Records from a data source:

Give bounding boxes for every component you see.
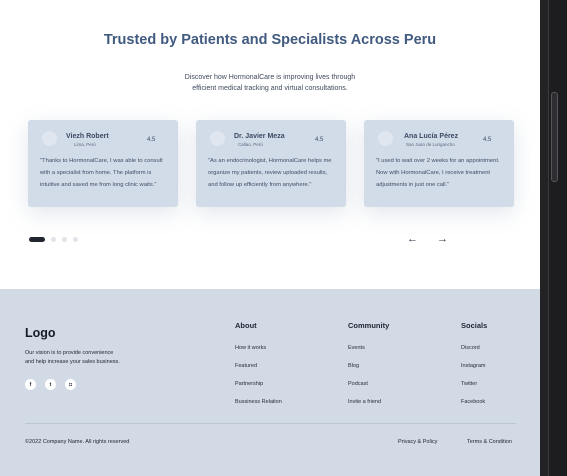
footer-link[interactable]: Twitter bbox=[461, 381, 477, 387]
carousel-dot[interactable] bbox=[62, 237, 67, 242]
testimonial-location: Lima, Perú bbox=[74, 142, 96, 147]
footer-link[interactable]: Podcast bbox=[348, 381, 368, 387]
footer-vision-line-1: Our vision is to provide convenience bbox=[25, 350, 114, 356]
footer-link[interactable]: Featured bbox=[235, 363, 257, 369]
footer-link[interactable]: Discord bbox=[461, 345, 480, 351]
testimonial-rating: 4.5 bbox=[483, 137, 492, 143]
testimonial-name: Viezh Robert bbox=[66, 133, 109, 140]
avatar bbox=[210, 131, 225, 146]
footer-vision-line-2: and help increase your sales business. bbox=[25, 359, 120, 365]
avatar bbox=[42, 131, 57, 146]
page: Trusted by Patients and Specialists Acro… bbox=[0, 0, 540, 476]
testimonial-rating: 4.5 bbox=[147, 137, 156, 143]
footer-link[interactable]: Events bbox=[348, 345, 365, 351]
testimonial-quote: "Thanks to HormonalCare, I was able to c… bbox=[40, 158, 163, 188]
testimonial-card[interactable]: Viezh Robert Lima, Perú 4.5 "Thanks to H… bbox=[28, 120, 178, 207]
section-subtitle-line-1: Discover how HormonalCare is improving l… bbox=[184, 74, 356, 81]
footer-link[interactable]: Instagram bbox=[461, 363, 485, 369]
footer-link[interactable]: Facebook bbox=[461, 399, 485, 405]
scrollbar-thumb[interactable] bbox=[551, 92, 558, 182]
footer: Logo Our vision is to provide convenienc… bbox=[0, 289, 540, 476]
footer-link[interactable]: Partnership bbox=[235, 381, 263, 387]
testimonial-rating: 4.5 bbox=[315, 137, 324, 143]
footer-copyright: ©2022 Company Name. All rights reserved bbox=[25, 439, 130, 445]
side-panel-inner bbox=[548, 0, 567, 476]
testimonial-quote: "I used to wait over 2 weeks for an appo… bbox=[376, 158, 500, 188]
footer-heading-community: Community bbox=[348, 321, 390, 330]
footer-vision: Our vision is to provide convenience and… bbox=[25, 349, 145, 367]
facebook-icon[interactable]: f bbox=[25, 379, 36, 390]
testimonial-location: Callao, Perú bbox=[238, 142, 263, 147]
carousel-dot[interactable] bbox=[51, 237, 56, 242]
arrow-left-icon[interactable]: ← bbox=[407, 234, 418, 245]
section-title: Trusted by Patients and Specialists Acro… bbox=[103, 32, 437, 48]
footer-logo[interactable]: Logo bbox=[25, 326, 56, 340]
footer-link[interactable]: Bussiness Relation bbox=[235, 399, 282, 405]
section-subtitle: Discover how HormonalCare is improving l… bbox=[170, 73, 370, 94]
arrow-right-icon[interactable]: → bbox=[437, 234, 448, 245]
testimonial-quote: "As an endocrinologist, HormonalCare hel… bbox=[208, 158, 332, 188]
avatar bbox=[378, 131, 393, 146]
testimonial-name: Ana Lucía Pérez bbox=[404, 133, 459, 140]
instagram-icon[interactable]: ◘ bbox=[65, 379, 76, 390]
terms-condition-link[interactable]: Terms & Condition bbox=[467, 439, 512, 445]
carousel-dot-active[interactable] bbox=[29, 237, 45, 242]
footer-heading-socials: Socials bbox=[461, 321, 488, 330]
window-side-panel bbox=[540, 0, 567, 476]
footer-link[interactable]: Blog bbox=[348, 363, 359, 369]
footer-link[interactable]: How it works bbox=[235, 345, 266, 351]
carousel-dot[interactable] bbox=[73, 237, 78, 242]
testimonial-location: San Juan de Lurigancho bbox=[406, 142, 455, 147]
footer-divider bbox=[25, 423, 516, 424]
section-subtitle-line-2: efficient medical tracking and virtual c… bbox=[192, 84, 348, 92]
testimonial-name: Dr. Javier Meza bbox=[234, 133, 285, 140]
privacy-policy-link[interactable]: Privacy & Policy bbox=[398, 439, 437, 445]
twitter-icon[interactable]: t bbox=[45, 379, 56, 390]
footer-heading-about: About bbox=[235, 321, 257, 330]
footer-link[interactable]: Invite a friend bbox=[348, 399, 381, 405]
testimonial-card[interactable]: Dr. Javier Meza Callao, Perú 4.5 "As an … bbox=[196, 120, 346, 207]
testimonial-card[interactable]: Ana Lucía Pérez San Juan de Lurigancho 4… bbox=[364, 120, 514, 207]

> _EXERCISE DIRECTIONS_: Only the lines that contain the string "Meza" should be copied from the entries above.

> _SOLUTION TO THE PROBLEM_:
testimonial-name: Dr. Javier Meza bbox=[234, 133, 285, 140]
testimonial-card[interactable]: Dr. Javier Meza Callao, Perú 4.5 "As an … bbox=[196, 120, 346, 207]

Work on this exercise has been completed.